__Excerpt from a dataset__:
________________________________________

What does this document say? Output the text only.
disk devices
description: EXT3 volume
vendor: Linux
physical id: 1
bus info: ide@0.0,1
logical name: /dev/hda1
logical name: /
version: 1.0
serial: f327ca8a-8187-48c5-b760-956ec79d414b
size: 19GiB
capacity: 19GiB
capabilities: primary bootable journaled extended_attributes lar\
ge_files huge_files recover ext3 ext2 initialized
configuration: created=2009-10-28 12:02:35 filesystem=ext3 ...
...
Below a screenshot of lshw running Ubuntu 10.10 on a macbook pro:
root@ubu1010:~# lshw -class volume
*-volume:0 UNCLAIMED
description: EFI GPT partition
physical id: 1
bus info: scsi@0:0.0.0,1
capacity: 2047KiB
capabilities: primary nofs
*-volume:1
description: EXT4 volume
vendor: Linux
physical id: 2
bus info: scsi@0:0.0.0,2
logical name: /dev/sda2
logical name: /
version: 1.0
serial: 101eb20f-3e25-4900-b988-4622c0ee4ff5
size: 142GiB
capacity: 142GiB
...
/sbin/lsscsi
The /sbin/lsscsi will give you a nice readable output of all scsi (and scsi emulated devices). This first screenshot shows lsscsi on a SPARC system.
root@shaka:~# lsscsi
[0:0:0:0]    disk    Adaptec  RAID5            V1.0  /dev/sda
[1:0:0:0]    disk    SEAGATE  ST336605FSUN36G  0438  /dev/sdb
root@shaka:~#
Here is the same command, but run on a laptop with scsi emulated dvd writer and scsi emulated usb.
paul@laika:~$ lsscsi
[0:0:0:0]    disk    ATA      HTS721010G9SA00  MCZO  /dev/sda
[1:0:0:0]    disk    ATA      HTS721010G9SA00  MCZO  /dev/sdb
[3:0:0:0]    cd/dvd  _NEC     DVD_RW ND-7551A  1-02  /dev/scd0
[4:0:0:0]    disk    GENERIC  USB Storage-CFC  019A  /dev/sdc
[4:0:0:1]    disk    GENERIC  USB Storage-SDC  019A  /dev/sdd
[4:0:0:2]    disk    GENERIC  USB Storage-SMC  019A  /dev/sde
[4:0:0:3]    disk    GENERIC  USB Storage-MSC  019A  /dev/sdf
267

________________________________________

__TASK DESCRIPTION__: Exact output of every entry is required.

__FINAL RESULT__:
What does this document say? Output the text only.
disk devices
description: EXT3 volume
vendor: Linux
physical id: 1
bus info: ide@0.0,1
logical name: /dev/hda1
logical name: /
version: 1.0
serial: f327ca8a-8187-48c5-b760-956ec79d414b
size: 19GiB
capacity: 19GiB
capabilities: primary bootable journaled extended_attributes lar\
ge_files huge_files recover ext3 ext2 initialized
configuration: created=2009-10-28 12:02:35 filesystem=ext3 ...
...
Below a screenshot of lshw running Ubuntu 10.10 on a macbook pro:
root@ubu1010:~# lshw -class volume
*-volume:0 UNCLAIMED
description: EFI GPT partition
physical id: 1
bus info: scsi@0:0.0.0,1
capacity: 2047KiB
capabilities: primary nofs
*-volume:1
description: EXT4 volume
vendor: Linux
physical id: 2
bus info: scsi@0:0.0.0,2
logical name: /dev/sda2
logical name: /
version: 1.0
serial: 101eb20f-3e25-4900-b988-4622c0ee4ff5
size: 142GiB
capacity: 142GiB
...
/sbin/lsscsi
The /sbin/lsscsi will give you a nice readable output of all scsi (and scsi emulated devices). This first screenshot shows lsscsi on a SPARC system.
root@shaka:~# lsscsi
[0:0:0:0]    disk    Adaptec  RAID5            V1.0  /dev/sda
[1:0:0:0]    disk    SEAGATE  ST336605FSUN36G  0438  /dev/sdb
root@shaka:~#
Here is the same command, but run on a laptop with scsi emulated dvd writer and scsi emulated usb.
paul@laika:~$ lsscsi
[0:0:0:0]    disk    ATA      HTS721010G9SA00  MCZO  /dev/sda
[1:0:0:0]    disk    ATA      HTS721010G9SA00  MCZO  /dev/sdb
[3:0:0:0]    cd/dvd  _NEC     DVD_RW ND-7551A  1-02  /dev/scd0
[4:0:0:0]    disk    GENERIC  USB Storage-CFC  019A  /dev/sdc
[4:0:0:1]    disk    GENERIC  USB Storage-SDC  019A  /dev/sdd
[4:0:0:2]    disk    GENERIC  USB Storage-SMC  019A  /dev/sde
[4:0:0:3]    disk    GENERIC  USB Storage-MSC  019A  /dev/sdf
267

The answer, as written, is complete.